* [Goal]: Look through the lines below and extract each one that contains "your".

* [Record extracts]:
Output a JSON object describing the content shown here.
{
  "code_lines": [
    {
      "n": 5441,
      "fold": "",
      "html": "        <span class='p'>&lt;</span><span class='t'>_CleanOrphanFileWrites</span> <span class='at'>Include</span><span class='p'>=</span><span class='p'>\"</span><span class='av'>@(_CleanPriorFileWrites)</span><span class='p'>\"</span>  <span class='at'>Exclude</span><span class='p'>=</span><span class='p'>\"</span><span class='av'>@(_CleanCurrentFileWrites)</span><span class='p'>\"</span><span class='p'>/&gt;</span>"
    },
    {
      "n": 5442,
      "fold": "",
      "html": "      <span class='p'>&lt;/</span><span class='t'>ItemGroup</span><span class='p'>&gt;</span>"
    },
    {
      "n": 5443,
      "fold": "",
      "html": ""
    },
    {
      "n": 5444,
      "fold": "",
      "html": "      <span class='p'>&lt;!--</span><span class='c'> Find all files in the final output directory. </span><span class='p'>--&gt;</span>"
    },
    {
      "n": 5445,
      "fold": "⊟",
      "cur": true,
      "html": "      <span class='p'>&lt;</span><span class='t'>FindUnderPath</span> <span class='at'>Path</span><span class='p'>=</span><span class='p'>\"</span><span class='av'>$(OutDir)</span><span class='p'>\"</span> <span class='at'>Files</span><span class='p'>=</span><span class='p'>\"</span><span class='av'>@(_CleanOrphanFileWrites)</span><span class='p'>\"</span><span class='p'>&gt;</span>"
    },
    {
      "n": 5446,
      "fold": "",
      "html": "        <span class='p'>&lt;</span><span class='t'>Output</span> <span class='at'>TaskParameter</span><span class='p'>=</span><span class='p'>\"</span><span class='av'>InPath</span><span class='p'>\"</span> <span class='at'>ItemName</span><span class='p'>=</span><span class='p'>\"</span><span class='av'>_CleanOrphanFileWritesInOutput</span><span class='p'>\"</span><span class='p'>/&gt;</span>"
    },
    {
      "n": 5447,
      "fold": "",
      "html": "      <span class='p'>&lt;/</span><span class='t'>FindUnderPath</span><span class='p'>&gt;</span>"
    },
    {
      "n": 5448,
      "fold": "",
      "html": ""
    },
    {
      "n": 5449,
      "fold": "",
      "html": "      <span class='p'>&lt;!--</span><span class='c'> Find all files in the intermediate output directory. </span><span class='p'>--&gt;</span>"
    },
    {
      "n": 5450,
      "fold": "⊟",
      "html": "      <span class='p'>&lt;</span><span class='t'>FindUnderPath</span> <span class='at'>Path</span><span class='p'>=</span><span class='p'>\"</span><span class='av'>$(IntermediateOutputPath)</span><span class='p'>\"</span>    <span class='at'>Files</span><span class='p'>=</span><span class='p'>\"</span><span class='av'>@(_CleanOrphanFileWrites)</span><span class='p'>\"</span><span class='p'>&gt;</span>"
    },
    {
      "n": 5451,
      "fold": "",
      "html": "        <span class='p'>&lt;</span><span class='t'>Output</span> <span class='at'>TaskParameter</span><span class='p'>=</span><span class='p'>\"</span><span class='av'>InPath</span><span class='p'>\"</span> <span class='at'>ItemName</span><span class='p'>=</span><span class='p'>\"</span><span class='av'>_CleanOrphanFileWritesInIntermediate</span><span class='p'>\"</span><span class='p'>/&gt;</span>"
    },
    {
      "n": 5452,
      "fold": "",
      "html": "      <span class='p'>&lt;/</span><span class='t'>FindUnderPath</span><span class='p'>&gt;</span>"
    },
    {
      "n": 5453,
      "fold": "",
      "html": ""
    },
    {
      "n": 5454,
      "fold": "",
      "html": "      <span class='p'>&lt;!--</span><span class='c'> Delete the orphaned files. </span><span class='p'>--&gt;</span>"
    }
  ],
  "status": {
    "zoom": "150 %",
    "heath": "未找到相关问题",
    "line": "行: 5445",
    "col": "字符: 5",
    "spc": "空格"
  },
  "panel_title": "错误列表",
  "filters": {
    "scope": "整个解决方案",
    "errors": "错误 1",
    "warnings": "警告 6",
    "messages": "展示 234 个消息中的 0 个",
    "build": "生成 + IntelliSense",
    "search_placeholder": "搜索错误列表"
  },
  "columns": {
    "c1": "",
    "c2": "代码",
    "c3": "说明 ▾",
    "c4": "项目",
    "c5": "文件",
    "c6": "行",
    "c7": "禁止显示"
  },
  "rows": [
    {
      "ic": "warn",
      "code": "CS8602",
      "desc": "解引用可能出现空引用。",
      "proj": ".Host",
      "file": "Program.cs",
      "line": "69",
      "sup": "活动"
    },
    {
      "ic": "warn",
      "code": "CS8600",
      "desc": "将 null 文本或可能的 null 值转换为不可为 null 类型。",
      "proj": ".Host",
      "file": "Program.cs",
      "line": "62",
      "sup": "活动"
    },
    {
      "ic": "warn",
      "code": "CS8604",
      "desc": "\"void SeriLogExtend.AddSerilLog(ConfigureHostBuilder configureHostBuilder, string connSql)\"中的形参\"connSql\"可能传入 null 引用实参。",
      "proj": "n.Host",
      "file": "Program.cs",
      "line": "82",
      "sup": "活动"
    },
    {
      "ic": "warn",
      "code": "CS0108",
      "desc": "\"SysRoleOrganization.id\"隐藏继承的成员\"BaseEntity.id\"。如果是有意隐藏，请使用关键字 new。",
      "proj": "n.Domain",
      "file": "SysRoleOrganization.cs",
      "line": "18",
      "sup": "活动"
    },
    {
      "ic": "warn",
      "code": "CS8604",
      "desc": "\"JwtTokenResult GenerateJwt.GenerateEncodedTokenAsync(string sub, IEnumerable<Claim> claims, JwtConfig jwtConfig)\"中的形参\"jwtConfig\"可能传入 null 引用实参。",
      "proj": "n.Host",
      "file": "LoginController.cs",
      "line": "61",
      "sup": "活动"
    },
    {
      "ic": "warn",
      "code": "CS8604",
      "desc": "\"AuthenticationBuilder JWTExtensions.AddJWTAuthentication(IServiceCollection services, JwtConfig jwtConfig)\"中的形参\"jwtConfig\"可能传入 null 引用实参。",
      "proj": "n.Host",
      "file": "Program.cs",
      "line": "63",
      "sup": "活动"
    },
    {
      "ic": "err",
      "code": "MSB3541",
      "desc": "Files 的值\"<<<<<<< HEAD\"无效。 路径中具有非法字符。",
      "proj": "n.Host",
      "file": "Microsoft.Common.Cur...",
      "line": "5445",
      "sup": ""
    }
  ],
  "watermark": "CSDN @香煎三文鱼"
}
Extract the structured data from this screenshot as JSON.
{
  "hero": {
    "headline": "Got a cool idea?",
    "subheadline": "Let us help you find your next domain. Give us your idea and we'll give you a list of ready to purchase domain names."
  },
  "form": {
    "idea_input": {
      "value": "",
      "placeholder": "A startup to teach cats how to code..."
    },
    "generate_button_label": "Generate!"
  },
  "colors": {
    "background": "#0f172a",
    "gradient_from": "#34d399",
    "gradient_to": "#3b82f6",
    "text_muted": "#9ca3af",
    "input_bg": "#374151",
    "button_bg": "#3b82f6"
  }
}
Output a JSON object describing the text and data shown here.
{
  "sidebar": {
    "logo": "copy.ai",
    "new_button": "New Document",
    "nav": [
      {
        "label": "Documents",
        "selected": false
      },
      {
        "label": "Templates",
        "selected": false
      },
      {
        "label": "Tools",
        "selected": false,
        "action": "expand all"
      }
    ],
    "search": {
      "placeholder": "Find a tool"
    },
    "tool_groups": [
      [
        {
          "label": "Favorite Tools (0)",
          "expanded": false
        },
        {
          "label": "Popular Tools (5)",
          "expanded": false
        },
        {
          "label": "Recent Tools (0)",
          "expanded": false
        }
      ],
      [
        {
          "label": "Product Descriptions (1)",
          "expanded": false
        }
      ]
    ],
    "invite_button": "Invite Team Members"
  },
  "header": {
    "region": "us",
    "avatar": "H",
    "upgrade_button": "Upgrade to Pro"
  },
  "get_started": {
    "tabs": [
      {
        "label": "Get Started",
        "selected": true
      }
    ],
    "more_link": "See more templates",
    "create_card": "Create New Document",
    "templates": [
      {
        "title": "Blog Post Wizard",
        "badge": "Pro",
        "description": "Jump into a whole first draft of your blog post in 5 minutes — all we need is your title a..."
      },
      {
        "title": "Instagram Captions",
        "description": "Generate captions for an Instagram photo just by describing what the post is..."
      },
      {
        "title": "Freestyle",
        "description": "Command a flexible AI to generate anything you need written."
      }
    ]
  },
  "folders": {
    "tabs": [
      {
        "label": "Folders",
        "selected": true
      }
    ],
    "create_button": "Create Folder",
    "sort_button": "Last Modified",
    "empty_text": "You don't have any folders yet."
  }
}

* [Task answer]:
    "subheadline": "Let us help you find your next domain. Give us your idea and we'll give you a list of ready to purchase domain names."
        "description": "Jump into a whole first draft of your blog post in 5 minutes — all we need is your title a..."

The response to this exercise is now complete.